In the listing below, identify each line with the word "document" and return those lines.
— Start Task material —
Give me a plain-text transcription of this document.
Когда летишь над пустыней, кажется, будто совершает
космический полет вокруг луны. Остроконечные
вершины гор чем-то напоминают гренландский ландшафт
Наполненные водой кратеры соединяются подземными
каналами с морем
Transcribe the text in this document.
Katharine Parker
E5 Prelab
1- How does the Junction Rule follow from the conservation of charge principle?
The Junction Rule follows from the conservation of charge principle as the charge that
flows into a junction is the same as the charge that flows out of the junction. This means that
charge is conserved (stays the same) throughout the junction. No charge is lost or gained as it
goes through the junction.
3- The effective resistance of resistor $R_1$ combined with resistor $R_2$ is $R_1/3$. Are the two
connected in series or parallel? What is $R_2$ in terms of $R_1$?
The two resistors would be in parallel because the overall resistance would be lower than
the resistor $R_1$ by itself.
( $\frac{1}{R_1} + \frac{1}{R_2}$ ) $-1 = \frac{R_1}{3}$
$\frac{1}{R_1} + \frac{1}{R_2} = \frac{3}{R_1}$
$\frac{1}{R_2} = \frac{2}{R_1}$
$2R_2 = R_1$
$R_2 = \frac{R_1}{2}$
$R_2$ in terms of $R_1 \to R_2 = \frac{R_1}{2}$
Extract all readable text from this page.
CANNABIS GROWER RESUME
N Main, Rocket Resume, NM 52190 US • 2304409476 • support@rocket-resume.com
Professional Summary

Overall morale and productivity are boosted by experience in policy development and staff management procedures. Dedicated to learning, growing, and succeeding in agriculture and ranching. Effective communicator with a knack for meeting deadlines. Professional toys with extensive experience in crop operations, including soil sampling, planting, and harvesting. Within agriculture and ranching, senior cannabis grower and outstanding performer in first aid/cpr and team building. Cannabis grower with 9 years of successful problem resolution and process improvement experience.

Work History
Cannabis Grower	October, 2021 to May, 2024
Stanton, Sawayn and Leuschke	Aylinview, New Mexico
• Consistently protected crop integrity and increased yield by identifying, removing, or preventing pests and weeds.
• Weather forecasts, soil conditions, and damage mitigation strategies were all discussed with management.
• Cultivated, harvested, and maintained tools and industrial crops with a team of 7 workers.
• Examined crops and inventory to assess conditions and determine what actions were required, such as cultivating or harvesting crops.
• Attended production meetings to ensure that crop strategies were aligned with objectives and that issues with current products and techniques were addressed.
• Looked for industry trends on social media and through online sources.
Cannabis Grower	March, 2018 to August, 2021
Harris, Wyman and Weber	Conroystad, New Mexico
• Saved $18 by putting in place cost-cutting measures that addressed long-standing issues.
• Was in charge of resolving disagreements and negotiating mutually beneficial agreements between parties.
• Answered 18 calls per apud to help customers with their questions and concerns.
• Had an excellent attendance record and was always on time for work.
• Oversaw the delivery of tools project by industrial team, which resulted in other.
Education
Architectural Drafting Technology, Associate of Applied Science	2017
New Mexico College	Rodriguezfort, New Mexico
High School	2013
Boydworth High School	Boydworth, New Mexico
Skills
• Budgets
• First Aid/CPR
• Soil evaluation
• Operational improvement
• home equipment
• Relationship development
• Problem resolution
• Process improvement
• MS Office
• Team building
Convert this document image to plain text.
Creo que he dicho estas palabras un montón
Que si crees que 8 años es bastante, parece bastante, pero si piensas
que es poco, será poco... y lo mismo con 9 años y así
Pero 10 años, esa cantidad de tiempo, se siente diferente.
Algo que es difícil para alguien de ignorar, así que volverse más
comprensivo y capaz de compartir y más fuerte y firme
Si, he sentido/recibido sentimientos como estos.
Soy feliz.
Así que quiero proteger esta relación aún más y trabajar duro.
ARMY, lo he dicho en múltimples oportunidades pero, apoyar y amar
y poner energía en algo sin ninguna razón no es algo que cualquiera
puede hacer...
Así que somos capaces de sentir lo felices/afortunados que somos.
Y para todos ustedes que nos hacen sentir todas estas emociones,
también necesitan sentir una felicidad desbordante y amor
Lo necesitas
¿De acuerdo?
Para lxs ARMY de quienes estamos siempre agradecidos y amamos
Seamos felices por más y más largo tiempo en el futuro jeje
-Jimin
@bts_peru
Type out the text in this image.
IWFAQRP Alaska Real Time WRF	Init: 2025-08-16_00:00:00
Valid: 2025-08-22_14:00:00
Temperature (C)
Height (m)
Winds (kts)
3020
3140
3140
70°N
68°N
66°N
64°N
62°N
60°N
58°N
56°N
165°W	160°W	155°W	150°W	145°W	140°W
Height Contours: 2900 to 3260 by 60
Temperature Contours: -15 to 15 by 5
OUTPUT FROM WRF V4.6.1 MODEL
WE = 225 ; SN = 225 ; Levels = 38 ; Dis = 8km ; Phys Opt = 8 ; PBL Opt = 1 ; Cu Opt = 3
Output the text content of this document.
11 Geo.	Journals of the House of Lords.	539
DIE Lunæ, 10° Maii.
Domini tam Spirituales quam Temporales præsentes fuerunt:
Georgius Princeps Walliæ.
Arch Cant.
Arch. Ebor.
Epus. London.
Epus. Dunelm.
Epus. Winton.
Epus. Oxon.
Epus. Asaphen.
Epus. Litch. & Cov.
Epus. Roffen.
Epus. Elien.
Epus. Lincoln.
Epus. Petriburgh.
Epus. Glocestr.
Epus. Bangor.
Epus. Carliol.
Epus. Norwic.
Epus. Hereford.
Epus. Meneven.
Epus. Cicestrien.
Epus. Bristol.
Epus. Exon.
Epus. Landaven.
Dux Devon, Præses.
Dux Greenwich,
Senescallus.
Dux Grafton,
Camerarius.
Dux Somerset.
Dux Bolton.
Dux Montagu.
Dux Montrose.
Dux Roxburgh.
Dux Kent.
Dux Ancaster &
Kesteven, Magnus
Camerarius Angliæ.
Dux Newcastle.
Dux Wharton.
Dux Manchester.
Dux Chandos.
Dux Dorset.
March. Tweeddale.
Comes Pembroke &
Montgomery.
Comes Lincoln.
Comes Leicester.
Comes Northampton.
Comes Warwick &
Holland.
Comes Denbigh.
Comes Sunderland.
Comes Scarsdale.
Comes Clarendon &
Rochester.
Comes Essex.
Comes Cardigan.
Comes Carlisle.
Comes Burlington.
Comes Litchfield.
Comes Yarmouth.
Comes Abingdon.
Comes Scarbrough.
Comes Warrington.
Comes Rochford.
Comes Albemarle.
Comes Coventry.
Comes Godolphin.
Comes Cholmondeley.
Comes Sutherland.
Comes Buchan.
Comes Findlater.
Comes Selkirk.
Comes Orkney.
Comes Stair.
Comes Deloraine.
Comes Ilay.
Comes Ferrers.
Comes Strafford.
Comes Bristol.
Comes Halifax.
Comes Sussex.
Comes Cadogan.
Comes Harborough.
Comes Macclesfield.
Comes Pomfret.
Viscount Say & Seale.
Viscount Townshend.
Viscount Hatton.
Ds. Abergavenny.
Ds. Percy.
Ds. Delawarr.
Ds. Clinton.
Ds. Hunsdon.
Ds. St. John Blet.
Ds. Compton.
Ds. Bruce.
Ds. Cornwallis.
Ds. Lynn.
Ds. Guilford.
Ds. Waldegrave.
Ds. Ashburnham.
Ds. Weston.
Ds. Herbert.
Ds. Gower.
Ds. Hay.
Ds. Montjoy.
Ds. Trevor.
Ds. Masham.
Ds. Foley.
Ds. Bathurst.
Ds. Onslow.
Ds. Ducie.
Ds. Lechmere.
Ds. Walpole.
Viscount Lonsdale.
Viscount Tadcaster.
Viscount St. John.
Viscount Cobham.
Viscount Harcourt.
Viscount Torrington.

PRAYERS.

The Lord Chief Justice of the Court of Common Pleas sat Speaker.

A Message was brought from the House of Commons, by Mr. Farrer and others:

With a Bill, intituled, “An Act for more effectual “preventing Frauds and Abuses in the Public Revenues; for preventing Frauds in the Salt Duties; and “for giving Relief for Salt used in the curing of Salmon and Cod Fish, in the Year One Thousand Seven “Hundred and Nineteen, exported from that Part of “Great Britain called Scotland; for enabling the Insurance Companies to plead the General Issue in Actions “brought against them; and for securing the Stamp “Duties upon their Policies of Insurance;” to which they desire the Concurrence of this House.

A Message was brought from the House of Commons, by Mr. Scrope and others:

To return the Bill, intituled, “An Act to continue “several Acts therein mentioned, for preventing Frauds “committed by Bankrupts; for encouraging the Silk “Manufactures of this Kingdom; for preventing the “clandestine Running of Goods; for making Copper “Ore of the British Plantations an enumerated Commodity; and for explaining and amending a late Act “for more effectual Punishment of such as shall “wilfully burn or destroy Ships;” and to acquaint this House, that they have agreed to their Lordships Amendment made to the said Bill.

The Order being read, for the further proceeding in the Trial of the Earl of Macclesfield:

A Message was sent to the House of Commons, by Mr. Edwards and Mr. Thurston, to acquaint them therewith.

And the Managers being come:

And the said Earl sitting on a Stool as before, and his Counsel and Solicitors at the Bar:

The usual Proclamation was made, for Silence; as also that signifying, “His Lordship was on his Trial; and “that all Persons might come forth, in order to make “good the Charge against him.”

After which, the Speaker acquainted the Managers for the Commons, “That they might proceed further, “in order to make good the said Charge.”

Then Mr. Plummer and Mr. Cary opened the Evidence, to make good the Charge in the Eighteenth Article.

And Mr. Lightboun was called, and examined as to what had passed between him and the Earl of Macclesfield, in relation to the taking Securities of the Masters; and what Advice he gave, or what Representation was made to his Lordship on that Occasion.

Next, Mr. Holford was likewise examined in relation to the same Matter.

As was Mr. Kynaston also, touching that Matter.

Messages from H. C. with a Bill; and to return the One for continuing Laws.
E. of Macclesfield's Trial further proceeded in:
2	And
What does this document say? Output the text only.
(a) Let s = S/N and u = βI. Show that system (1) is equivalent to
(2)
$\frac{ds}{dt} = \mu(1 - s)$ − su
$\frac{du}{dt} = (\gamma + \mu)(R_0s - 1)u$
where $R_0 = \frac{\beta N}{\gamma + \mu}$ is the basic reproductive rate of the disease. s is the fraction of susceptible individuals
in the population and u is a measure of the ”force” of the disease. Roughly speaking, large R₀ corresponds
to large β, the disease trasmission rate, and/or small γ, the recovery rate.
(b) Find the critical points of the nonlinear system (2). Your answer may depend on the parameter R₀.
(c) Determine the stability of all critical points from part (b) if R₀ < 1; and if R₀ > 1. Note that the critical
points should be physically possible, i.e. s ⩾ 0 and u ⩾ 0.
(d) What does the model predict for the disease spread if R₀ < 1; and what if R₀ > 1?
— End Task material —
* [Solution for this problem]
Give me a plain-text transcription of this document.
Transcribe the text in this document.
Convert this document image to plain text.
Output the text content of this document.
What does this document say? Output the text only.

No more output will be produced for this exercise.